* STATED EXERCISE
Show every line that has the string "BASED" in it.

>> Begin

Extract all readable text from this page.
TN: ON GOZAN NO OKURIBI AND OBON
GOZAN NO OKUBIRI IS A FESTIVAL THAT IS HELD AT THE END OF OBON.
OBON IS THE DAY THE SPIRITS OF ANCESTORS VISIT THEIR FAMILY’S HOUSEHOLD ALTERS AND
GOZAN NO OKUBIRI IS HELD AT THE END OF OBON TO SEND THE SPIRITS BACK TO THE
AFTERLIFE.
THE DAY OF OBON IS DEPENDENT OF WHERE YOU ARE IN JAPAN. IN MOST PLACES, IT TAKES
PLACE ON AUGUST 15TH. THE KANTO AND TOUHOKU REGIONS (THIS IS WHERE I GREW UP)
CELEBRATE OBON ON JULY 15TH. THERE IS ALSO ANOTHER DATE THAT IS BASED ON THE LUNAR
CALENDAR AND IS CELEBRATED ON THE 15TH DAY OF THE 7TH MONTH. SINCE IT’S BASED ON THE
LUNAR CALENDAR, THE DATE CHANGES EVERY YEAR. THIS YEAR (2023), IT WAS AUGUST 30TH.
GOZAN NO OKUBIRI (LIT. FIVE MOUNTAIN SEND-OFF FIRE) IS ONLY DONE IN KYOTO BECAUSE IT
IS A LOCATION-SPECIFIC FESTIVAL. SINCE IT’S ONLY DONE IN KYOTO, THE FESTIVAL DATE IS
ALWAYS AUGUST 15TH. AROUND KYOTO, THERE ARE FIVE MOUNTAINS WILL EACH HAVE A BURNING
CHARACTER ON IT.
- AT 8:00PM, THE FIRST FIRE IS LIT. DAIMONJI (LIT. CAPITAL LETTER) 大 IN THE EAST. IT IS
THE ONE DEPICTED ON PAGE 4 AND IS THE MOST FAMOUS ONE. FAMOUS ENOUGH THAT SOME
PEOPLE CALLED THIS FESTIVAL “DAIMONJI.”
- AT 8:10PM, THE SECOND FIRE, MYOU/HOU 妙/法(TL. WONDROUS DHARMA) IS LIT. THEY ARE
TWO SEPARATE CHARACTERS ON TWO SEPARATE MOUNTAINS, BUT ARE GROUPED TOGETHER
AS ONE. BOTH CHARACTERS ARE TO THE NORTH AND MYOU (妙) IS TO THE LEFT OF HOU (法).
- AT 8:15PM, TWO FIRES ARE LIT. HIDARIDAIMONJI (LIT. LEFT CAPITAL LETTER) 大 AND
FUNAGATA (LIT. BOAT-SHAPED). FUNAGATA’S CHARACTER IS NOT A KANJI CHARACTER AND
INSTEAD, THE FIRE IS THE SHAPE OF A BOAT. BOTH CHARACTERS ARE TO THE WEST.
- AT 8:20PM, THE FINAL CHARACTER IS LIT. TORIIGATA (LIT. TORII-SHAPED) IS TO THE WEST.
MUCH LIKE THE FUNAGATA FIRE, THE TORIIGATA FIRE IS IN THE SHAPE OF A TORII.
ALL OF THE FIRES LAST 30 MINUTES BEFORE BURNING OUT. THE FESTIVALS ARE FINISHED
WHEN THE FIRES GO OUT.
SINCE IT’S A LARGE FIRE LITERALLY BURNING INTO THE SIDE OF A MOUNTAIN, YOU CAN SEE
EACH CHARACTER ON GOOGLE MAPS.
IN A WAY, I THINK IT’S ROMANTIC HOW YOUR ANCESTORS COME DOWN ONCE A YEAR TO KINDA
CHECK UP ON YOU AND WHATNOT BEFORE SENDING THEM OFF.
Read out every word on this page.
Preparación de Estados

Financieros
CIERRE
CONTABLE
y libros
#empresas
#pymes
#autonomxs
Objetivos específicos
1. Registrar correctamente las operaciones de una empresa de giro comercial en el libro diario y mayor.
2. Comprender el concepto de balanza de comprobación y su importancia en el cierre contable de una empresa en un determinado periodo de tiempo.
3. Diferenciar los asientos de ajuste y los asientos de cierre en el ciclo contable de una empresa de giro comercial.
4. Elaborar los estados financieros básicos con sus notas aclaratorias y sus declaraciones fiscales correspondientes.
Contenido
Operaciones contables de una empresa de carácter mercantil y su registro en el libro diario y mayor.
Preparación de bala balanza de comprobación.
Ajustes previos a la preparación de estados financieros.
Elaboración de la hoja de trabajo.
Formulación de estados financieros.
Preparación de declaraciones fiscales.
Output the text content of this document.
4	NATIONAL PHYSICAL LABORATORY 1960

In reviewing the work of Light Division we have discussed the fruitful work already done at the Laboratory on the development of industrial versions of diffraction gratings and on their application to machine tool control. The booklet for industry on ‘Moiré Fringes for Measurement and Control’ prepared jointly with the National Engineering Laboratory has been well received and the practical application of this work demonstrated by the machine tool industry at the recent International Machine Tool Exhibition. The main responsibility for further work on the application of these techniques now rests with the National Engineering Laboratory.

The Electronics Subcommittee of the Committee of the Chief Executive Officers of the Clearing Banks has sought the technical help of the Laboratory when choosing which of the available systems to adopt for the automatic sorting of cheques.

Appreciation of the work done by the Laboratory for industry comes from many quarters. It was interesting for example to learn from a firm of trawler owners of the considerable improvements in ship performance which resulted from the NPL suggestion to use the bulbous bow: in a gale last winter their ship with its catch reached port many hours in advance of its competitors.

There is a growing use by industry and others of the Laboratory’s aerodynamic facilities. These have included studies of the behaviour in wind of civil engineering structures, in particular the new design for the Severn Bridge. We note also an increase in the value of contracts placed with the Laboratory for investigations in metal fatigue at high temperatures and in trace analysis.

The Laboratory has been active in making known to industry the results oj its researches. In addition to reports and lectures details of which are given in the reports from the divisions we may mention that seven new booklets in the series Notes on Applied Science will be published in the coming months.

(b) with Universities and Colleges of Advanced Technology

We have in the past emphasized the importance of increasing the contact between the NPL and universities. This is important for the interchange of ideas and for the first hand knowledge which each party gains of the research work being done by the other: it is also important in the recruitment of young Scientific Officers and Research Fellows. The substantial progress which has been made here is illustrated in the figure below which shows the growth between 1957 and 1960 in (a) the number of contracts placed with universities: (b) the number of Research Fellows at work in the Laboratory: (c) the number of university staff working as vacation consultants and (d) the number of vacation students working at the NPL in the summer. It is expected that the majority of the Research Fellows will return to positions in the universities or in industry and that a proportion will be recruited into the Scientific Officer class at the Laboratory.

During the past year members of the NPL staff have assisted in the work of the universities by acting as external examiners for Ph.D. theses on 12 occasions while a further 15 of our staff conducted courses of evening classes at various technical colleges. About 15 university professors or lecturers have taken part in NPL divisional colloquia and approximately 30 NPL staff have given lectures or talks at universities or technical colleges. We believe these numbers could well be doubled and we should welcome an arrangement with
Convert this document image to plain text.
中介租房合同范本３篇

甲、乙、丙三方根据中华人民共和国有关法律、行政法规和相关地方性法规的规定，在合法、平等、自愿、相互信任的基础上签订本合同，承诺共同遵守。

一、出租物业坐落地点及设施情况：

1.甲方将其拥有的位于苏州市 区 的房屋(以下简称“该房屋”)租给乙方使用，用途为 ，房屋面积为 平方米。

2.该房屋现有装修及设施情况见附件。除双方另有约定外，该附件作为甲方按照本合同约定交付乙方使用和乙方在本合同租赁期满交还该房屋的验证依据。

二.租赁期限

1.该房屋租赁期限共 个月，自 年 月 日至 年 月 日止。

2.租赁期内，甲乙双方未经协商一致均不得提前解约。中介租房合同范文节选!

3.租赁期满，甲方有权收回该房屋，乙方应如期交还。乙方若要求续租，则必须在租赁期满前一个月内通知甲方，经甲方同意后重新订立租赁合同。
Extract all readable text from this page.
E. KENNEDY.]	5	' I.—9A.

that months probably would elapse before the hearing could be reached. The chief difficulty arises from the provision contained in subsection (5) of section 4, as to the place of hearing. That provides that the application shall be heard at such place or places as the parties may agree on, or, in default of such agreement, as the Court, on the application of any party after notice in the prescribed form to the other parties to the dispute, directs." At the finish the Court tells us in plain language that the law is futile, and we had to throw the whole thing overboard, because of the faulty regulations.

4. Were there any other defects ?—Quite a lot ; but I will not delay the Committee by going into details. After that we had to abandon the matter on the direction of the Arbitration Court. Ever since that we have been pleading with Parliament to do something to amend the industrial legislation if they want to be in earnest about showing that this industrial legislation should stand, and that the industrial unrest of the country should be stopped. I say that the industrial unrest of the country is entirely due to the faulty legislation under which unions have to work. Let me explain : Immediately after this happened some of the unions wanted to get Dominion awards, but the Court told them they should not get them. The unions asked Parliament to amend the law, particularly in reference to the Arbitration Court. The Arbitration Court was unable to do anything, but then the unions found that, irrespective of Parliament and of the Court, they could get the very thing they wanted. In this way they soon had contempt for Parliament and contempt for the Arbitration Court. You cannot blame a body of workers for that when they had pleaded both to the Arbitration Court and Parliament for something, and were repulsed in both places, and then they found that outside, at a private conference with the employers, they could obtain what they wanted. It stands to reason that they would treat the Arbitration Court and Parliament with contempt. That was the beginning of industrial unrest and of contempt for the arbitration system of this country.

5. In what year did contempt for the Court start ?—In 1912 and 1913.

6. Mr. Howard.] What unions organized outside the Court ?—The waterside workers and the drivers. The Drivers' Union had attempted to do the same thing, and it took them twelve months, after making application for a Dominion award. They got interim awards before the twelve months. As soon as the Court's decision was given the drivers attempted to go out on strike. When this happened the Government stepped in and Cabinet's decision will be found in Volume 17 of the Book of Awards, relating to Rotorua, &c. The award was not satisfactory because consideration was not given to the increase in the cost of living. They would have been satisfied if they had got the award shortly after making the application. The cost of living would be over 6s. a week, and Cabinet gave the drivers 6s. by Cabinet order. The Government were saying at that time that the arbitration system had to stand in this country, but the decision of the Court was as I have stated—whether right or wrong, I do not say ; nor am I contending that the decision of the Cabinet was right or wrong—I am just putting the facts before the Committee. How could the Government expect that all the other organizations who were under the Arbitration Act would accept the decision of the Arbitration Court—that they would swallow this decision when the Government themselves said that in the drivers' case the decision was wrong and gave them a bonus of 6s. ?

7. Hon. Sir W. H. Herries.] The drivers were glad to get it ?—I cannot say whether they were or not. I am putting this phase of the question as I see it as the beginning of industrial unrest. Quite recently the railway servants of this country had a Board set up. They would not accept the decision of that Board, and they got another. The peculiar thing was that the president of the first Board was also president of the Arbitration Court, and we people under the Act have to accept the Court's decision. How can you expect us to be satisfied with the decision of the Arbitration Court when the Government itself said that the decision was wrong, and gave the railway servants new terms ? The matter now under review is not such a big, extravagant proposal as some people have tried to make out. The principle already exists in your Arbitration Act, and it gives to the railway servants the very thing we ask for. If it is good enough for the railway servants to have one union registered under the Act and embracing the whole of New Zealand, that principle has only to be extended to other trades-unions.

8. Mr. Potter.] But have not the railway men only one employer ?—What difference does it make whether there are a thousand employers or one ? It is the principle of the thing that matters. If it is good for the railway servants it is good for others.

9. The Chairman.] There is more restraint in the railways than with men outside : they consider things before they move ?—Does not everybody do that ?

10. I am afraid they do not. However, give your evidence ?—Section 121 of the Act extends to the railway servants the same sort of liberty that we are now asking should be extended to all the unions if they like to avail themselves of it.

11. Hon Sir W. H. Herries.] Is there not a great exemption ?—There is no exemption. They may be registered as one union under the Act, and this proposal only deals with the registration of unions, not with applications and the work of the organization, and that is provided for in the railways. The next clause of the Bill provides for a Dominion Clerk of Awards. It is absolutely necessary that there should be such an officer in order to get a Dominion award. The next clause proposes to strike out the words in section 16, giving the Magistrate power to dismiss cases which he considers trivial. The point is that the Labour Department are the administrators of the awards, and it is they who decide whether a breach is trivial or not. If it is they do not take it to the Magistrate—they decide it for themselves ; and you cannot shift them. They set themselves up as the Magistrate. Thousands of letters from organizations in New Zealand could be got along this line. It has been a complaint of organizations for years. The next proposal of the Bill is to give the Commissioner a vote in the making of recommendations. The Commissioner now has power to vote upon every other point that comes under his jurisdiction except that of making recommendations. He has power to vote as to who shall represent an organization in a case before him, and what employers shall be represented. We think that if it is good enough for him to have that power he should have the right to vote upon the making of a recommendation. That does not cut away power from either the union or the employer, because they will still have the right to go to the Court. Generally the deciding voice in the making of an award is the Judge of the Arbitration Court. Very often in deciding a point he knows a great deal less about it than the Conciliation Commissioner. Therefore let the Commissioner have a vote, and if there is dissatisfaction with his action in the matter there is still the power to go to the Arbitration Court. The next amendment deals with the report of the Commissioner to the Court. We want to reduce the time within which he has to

>> End

* EXERCISE ANSWER
CELEBRATE OBON ON JULY 15TH. THERE IS ALSO ANOTHER DATE THAT IS BASED ON THE LUNAR
CALENDAR AND IS CELEBRATED ON THE 15TH DAY OF THE 7TH MONTH. SINCE IT’S BASED ON THE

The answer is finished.